"""

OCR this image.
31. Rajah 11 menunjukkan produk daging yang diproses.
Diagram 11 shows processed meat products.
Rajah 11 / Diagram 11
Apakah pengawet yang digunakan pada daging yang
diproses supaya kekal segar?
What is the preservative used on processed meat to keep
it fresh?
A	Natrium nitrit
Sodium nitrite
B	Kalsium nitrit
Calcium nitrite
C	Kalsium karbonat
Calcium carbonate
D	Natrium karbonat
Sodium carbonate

"""
"""

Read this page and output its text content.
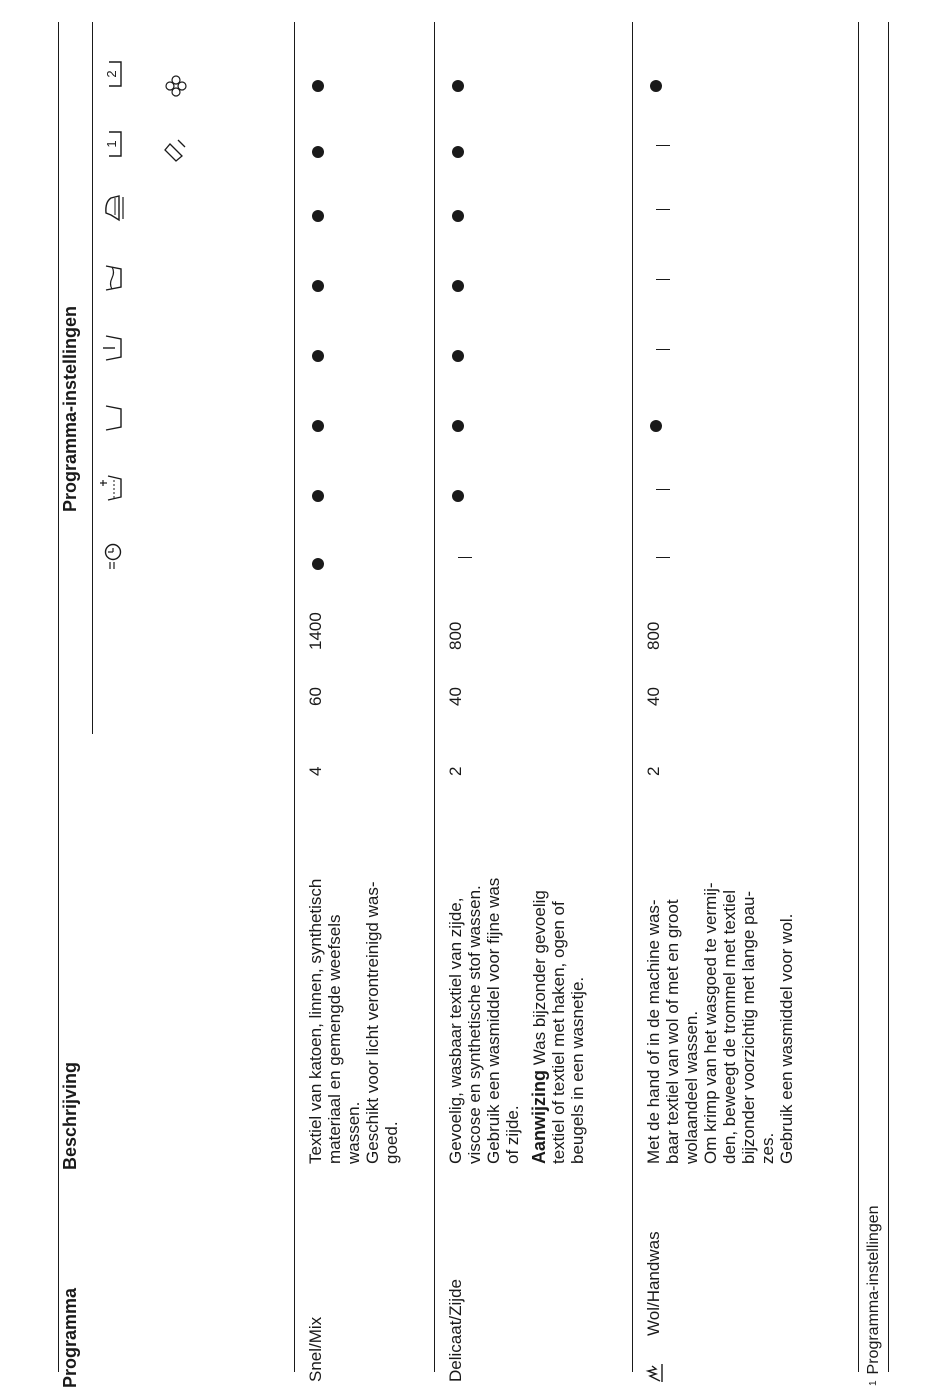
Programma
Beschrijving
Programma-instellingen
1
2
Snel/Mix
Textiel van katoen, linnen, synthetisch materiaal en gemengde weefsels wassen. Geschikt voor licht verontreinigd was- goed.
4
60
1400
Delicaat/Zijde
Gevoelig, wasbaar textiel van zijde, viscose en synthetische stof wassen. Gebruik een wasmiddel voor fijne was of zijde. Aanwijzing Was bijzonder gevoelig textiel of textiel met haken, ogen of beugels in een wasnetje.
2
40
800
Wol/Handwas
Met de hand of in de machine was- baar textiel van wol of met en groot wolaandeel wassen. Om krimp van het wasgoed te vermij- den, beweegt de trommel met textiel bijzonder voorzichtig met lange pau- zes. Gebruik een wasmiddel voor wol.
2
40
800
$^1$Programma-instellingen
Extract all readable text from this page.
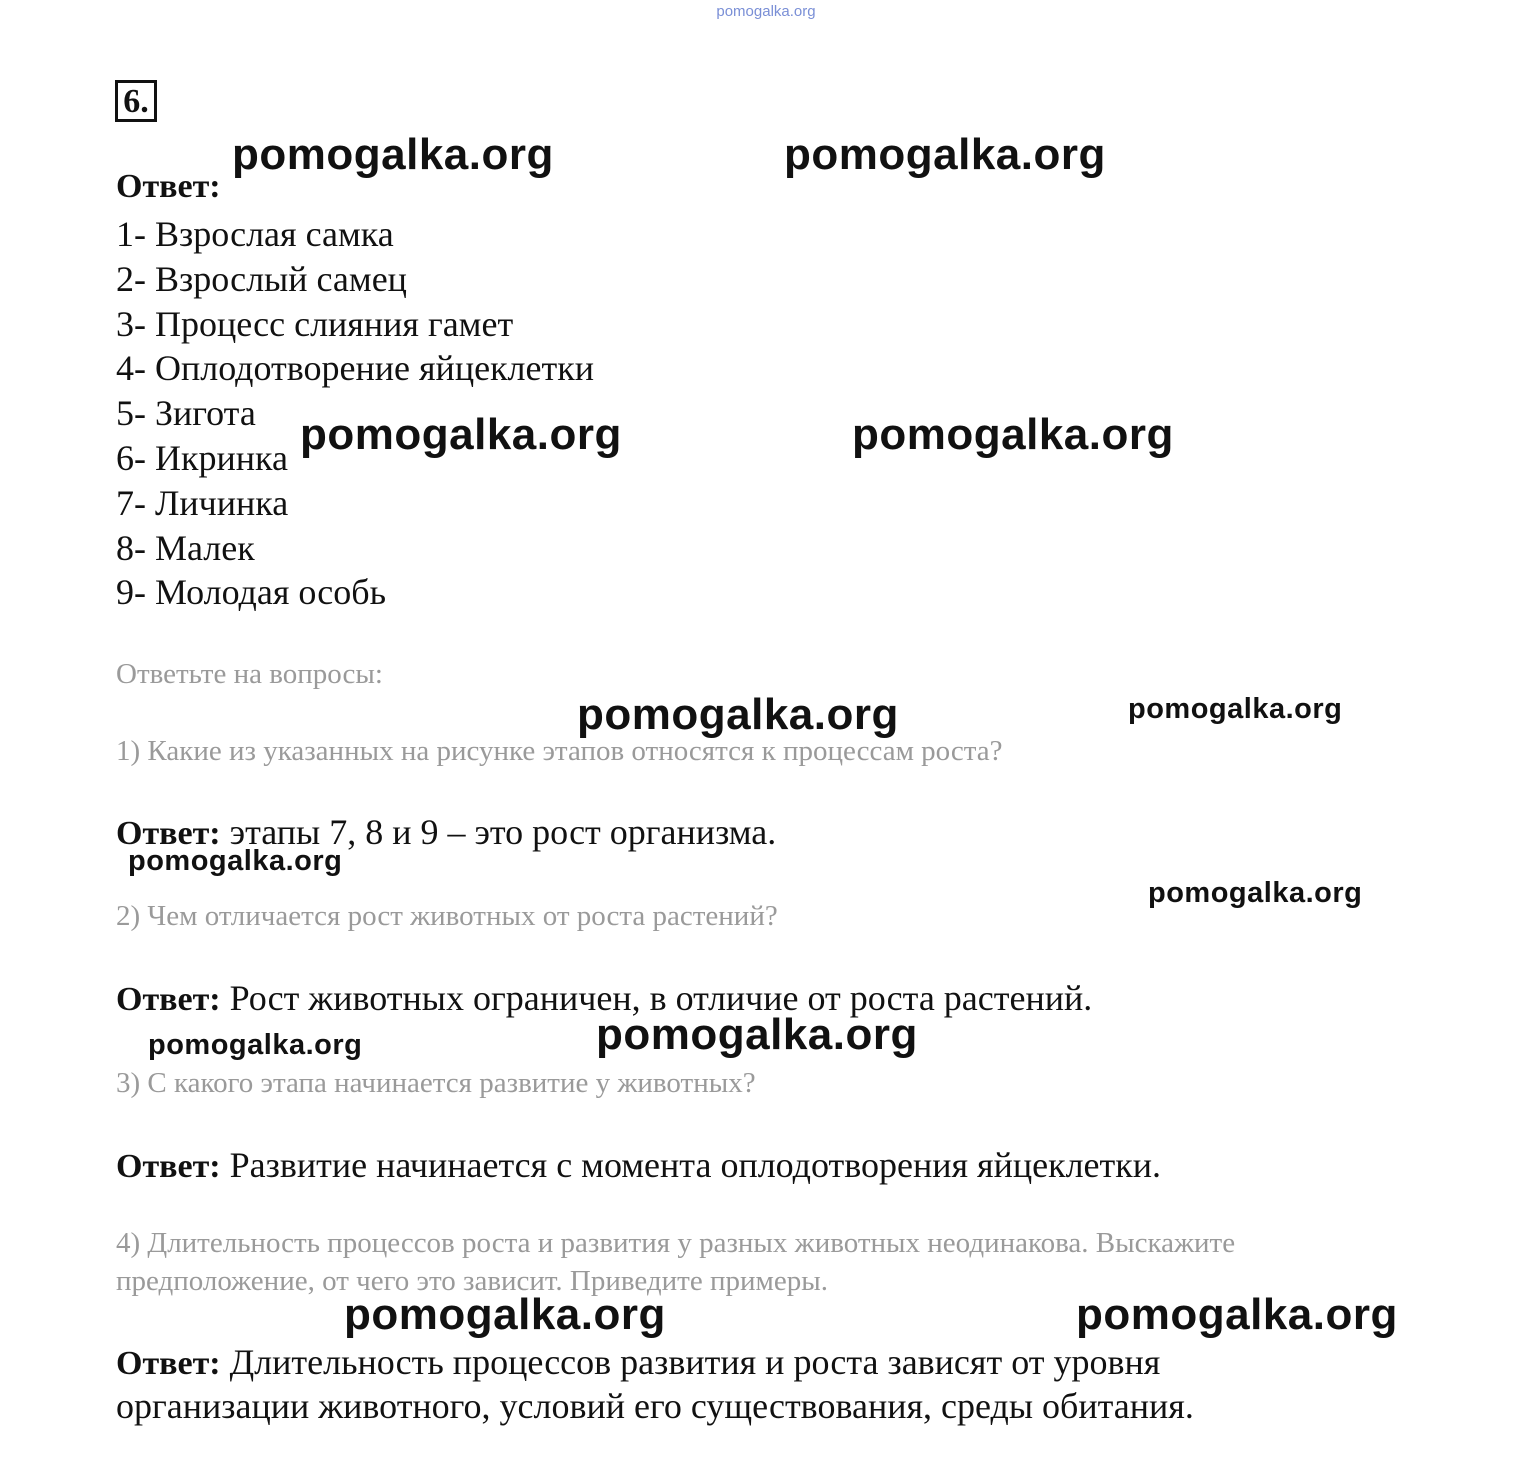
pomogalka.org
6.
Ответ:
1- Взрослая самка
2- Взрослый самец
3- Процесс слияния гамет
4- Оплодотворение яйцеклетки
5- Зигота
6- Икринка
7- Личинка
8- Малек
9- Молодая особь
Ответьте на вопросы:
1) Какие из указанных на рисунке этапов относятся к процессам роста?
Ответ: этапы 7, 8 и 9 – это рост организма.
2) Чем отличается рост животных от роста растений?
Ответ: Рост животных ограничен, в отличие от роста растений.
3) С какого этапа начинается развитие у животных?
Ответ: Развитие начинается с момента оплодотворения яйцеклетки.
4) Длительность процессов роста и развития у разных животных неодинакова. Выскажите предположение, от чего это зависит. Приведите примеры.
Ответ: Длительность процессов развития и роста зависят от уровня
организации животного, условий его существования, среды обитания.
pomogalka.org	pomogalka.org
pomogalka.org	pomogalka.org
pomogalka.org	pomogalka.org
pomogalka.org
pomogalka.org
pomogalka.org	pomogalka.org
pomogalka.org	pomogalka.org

"""

● **Objective**: Of all the lines in the material above, how many contain the word "яйцеклетки"? Give only the count.

● **Problem solution**: 2